Go through the listing and copy each line with the string "itcast".

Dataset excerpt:
————

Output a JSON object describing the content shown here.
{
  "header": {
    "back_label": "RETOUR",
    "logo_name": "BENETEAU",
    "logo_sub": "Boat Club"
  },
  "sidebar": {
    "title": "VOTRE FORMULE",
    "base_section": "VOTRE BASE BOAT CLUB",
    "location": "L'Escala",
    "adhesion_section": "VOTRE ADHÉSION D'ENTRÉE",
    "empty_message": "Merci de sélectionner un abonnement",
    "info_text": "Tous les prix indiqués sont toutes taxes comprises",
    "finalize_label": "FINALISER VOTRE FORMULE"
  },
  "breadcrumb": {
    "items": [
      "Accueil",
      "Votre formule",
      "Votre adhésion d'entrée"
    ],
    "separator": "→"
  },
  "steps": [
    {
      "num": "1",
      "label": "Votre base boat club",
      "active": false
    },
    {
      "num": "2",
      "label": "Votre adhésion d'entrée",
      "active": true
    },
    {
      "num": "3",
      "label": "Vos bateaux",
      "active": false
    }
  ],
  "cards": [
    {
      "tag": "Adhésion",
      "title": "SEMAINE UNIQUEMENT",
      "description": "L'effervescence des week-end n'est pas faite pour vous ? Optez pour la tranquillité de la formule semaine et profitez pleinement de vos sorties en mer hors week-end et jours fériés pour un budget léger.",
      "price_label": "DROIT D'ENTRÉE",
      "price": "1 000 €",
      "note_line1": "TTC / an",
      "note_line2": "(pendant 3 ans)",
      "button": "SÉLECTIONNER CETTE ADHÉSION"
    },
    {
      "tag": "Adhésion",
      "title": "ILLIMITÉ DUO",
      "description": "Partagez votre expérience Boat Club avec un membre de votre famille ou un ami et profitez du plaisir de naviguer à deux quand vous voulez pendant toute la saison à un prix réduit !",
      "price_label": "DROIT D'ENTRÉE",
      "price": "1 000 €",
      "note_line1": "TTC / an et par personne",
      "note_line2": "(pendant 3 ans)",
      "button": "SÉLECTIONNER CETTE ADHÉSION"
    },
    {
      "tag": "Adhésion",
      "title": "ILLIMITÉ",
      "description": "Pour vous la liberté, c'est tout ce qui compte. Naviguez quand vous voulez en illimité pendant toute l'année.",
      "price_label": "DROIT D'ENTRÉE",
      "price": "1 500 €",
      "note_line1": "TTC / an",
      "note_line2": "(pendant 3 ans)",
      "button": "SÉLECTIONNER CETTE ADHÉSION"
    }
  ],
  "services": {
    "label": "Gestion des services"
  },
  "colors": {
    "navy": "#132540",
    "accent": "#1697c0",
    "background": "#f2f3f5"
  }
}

————

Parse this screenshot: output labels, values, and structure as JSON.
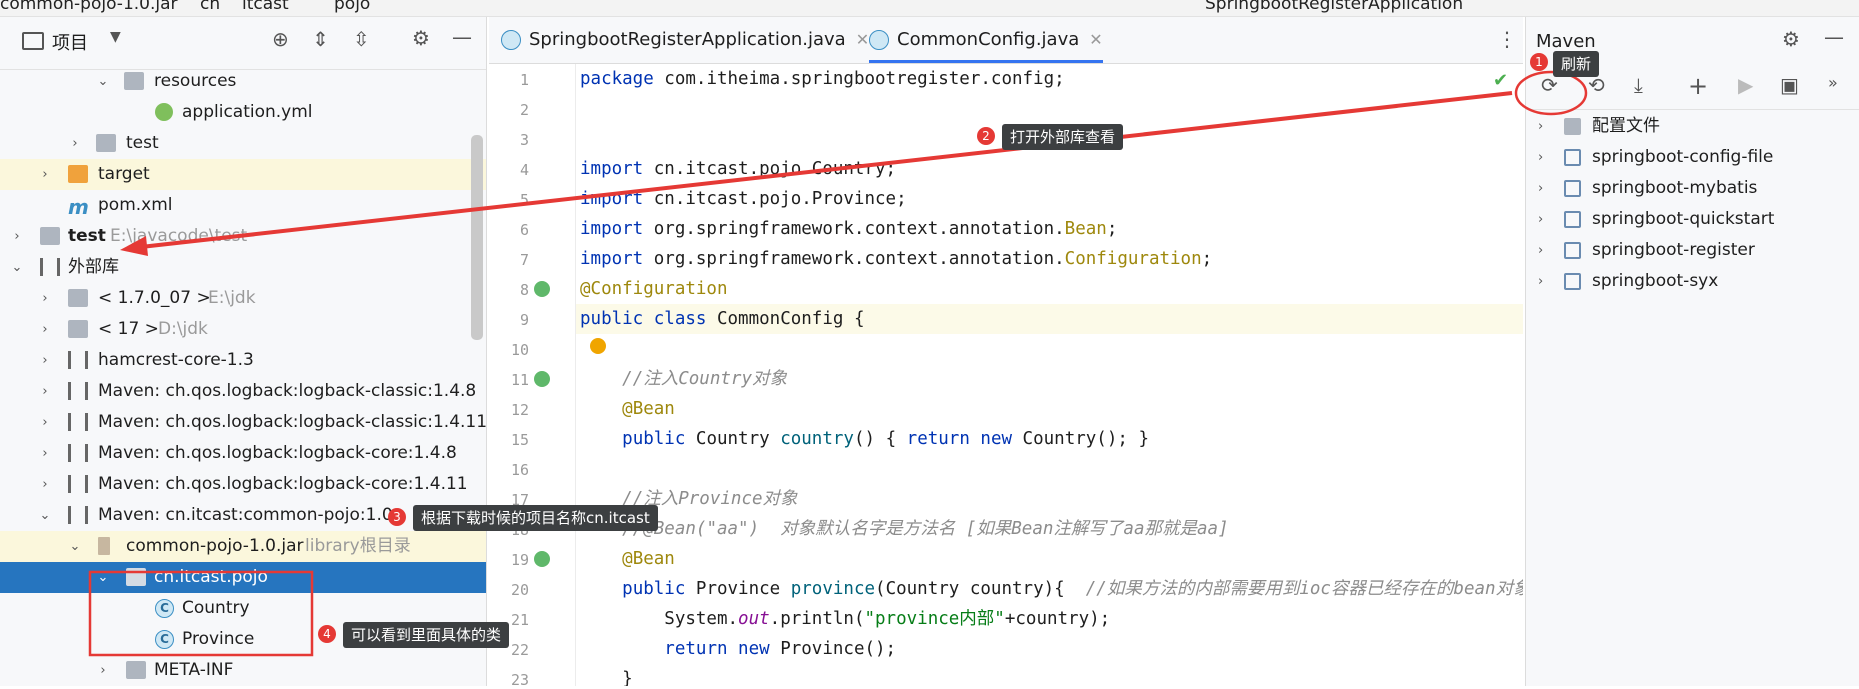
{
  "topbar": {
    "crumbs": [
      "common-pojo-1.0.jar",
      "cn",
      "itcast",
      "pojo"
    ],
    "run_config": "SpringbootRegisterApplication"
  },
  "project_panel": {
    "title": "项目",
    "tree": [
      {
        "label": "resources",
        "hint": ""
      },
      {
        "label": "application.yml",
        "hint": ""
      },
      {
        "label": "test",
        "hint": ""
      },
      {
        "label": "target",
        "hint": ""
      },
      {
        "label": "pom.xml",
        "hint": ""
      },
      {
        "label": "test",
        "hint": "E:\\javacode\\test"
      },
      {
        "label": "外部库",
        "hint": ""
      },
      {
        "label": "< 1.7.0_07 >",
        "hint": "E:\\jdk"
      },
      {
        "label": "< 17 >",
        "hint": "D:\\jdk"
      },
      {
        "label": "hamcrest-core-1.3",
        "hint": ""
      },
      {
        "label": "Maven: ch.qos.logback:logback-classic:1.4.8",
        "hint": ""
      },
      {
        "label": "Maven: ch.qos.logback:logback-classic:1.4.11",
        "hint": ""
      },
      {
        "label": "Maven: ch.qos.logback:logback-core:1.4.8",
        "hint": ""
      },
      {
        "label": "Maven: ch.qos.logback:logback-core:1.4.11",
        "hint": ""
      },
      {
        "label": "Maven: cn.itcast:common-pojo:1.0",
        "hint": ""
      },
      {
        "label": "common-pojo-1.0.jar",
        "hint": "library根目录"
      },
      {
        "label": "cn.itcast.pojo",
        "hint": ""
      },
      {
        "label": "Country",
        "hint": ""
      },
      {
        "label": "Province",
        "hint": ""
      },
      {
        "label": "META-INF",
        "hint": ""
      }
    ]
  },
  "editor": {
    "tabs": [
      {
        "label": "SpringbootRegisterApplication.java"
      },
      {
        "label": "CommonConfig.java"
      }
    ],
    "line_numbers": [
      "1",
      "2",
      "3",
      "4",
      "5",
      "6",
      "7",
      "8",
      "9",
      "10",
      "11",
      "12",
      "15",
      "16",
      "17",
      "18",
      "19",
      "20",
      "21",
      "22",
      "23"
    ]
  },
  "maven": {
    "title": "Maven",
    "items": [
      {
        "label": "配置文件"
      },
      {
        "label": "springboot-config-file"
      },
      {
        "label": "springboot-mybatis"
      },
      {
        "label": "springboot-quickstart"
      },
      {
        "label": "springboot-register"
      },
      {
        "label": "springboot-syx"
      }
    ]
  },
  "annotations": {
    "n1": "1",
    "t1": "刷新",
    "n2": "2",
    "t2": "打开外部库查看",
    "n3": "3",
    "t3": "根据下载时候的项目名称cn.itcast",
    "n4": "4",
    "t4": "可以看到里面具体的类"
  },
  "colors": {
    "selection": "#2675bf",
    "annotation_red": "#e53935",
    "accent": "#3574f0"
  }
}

————

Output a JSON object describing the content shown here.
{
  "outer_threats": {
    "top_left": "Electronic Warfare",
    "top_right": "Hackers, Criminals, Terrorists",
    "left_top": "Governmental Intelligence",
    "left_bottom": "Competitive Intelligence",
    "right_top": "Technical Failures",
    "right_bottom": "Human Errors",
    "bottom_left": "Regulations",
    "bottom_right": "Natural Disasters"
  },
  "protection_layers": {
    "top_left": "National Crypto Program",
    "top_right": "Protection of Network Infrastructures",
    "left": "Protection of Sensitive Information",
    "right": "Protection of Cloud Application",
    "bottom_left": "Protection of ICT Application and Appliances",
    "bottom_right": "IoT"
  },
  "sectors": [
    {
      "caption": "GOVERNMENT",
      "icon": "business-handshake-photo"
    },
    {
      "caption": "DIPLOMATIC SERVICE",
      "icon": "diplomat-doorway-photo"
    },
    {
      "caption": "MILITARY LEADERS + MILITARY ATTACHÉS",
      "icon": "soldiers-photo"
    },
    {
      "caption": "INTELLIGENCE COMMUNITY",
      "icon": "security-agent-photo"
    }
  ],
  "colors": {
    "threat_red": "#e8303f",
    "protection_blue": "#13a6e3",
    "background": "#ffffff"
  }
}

————

- **Task answer**:
      "itcast",
        "label": "Maven: cn.itcast:common-pojo:1.0",
        "label": "cn.itcast.pojo",
    "t3": "根据下载时候的项目名称cn.itcast",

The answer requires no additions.